__THE TASK__. Count how many lines of the material contain the string "responsibility", then give that number and nothing more.

============

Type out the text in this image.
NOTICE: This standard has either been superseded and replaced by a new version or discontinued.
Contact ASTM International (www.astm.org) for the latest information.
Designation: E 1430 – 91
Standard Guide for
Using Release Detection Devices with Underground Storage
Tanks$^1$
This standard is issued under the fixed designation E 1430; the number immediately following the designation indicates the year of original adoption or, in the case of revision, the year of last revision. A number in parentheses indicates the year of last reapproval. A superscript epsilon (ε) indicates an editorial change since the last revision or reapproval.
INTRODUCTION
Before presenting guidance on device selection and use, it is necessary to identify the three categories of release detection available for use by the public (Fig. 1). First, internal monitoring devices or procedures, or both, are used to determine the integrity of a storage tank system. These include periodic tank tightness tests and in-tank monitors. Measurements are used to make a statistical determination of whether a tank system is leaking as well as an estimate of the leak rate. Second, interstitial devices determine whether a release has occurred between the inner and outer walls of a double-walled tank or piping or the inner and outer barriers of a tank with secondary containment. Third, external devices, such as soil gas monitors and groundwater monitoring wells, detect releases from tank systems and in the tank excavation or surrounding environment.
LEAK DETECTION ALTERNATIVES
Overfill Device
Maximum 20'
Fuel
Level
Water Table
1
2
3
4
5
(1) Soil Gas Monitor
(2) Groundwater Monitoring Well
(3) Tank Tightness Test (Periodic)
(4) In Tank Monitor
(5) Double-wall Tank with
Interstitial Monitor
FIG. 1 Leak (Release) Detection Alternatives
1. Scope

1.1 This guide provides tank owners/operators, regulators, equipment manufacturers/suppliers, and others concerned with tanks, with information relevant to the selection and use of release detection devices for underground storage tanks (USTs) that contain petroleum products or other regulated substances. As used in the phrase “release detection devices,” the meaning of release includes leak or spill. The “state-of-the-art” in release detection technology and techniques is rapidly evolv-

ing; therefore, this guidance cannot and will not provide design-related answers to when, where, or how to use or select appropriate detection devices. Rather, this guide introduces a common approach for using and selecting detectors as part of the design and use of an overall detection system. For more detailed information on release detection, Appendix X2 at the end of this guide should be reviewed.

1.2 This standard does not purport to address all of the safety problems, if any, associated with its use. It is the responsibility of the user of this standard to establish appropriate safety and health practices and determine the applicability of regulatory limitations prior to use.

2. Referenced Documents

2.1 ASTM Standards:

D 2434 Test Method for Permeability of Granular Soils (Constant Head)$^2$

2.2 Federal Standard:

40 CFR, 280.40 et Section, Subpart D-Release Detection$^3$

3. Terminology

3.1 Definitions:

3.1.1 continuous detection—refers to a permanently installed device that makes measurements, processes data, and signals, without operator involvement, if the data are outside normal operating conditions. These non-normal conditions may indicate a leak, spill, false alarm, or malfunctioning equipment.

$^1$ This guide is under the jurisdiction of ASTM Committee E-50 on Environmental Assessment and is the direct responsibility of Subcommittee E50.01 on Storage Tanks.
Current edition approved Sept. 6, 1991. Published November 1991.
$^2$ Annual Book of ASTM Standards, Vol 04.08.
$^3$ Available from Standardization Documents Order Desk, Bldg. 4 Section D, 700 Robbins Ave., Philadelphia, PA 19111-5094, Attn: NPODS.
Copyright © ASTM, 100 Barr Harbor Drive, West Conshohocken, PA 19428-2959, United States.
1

============

__TASK SOLUTION__. 2